» Problem description: Track down each line that has the word "Decline" and copy it.

— Start of Data shown —

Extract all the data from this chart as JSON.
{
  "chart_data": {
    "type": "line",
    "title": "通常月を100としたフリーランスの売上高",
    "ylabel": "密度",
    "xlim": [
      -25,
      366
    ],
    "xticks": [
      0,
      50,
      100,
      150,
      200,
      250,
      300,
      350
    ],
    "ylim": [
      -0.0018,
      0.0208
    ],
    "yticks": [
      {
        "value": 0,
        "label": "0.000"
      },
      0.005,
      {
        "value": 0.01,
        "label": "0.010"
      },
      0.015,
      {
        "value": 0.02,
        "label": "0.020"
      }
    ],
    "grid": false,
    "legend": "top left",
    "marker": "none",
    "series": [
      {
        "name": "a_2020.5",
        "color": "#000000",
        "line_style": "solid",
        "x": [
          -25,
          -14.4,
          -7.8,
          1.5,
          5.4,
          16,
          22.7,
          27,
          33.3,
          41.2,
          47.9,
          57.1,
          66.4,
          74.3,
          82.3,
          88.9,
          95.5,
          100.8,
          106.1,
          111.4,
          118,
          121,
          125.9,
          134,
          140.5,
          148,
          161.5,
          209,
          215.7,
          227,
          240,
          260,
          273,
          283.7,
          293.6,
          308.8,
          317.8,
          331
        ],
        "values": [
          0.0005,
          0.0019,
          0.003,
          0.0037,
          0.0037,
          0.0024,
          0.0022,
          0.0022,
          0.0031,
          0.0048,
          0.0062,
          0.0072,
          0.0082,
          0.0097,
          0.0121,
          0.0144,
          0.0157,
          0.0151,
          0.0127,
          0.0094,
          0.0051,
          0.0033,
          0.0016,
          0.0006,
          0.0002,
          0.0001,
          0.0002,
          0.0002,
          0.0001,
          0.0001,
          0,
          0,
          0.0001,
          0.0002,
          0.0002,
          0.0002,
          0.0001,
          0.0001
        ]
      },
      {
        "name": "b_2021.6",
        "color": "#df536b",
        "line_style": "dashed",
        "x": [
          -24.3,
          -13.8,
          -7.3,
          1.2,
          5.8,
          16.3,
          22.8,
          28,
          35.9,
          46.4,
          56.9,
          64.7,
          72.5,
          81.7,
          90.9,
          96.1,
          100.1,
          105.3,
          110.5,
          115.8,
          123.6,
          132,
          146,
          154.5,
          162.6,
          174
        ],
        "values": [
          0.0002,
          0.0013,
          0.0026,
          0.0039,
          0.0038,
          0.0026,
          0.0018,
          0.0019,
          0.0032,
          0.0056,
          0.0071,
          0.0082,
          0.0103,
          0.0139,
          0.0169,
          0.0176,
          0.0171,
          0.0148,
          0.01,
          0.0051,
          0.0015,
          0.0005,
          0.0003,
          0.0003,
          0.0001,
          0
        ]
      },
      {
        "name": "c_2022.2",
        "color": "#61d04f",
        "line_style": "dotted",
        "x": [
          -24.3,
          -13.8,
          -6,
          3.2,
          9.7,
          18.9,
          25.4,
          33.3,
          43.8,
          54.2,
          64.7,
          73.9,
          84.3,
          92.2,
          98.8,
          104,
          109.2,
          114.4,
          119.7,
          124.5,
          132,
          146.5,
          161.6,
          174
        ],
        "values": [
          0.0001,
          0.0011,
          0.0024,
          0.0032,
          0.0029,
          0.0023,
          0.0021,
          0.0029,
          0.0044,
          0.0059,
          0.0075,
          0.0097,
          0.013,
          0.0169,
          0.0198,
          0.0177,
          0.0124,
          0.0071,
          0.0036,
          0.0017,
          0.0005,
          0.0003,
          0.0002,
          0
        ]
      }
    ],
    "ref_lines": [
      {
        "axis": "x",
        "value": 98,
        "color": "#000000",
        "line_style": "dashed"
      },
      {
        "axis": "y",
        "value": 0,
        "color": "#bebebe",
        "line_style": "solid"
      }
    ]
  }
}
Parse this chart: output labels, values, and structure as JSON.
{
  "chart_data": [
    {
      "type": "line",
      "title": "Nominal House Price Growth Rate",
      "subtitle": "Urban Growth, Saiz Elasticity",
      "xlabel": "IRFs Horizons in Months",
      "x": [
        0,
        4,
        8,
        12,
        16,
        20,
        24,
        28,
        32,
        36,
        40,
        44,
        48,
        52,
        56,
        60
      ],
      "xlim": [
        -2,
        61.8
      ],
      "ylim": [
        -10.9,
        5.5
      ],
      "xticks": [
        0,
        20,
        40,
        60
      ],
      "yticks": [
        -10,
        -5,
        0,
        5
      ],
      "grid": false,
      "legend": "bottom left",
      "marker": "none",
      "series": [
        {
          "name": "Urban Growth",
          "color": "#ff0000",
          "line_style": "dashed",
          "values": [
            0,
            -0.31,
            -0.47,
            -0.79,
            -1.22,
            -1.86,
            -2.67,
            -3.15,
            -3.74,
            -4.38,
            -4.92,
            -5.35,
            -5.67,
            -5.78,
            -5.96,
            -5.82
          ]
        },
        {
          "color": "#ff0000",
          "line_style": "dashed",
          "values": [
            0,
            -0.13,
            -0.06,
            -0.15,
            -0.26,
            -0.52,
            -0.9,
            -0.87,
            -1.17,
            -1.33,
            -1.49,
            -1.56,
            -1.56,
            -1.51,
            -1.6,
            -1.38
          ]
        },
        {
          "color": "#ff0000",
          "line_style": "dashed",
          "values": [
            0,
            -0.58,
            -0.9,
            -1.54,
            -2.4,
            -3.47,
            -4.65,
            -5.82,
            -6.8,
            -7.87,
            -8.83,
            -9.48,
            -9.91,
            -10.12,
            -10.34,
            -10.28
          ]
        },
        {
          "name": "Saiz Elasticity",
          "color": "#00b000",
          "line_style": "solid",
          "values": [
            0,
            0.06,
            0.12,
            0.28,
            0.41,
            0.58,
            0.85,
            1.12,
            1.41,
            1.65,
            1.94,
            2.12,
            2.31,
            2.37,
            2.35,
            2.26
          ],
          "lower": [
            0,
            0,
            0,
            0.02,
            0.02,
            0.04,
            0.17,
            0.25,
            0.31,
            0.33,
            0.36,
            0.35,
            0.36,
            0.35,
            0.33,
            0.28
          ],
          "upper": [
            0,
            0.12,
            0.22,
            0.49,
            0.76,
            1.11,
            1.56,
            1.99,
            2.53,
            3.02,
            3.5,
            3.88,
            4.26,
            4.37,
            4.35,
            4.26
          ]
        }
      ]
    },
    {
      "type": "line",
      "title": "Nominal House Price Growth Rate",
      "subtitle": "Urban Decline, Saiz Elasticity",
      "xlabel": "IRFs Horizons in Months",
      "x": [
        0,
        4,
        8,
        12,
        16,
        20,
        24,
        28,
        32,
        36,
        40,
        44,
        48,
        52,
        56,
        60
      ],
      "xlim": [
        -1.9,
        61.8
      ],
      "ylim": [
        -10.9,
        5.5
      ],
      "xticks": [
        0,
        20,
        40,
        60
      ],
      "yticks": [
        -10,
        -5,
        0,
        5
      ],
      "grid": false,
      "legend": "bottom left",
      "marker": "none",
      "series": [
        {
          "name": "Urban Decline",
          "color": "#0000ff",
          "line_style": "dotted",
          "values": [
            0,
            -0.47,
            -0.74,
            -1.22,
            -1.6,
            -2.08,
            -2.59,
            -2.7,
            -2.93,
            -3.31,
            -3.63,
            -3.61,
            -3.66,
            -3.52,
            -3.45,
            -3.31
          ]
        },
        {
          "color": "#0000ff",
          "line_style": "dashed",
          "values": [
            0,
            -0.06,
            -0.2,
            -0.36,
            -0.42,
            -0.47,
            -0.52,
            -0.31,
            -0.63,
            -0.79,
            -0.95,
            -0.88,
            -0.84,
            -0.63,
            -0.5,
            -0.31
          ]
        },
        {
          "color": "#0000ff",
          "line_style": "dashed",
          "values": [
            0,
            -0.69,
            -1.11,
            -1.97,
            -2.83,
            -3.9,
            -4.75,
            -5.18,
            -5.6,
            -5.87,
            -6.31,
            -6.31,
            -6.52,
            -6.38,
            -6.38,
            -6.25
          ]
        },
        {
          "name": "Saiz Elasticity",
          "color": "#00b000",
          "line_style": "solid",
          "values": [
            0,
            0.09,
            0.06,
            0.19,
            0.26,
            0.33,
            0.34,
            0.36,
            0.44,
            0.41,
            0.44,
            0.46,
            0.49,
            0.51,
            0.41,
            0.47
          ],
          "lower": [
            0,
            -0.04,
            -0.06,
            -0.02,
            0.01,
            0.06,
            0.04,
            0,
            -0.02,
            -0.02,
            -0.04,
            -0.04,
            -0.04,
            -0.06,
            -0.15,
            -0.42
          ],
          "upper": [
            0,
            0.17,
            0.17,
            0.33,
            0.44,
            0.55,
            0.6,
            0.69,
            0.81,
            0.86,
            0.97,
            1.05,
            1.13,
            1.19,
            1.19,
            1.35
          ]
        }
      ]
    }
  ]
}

— End of Data shown —

» Exercise result:
      "subtitle": "Urban Decline, Saiz Elasticity",
          "name": "Urban Decline",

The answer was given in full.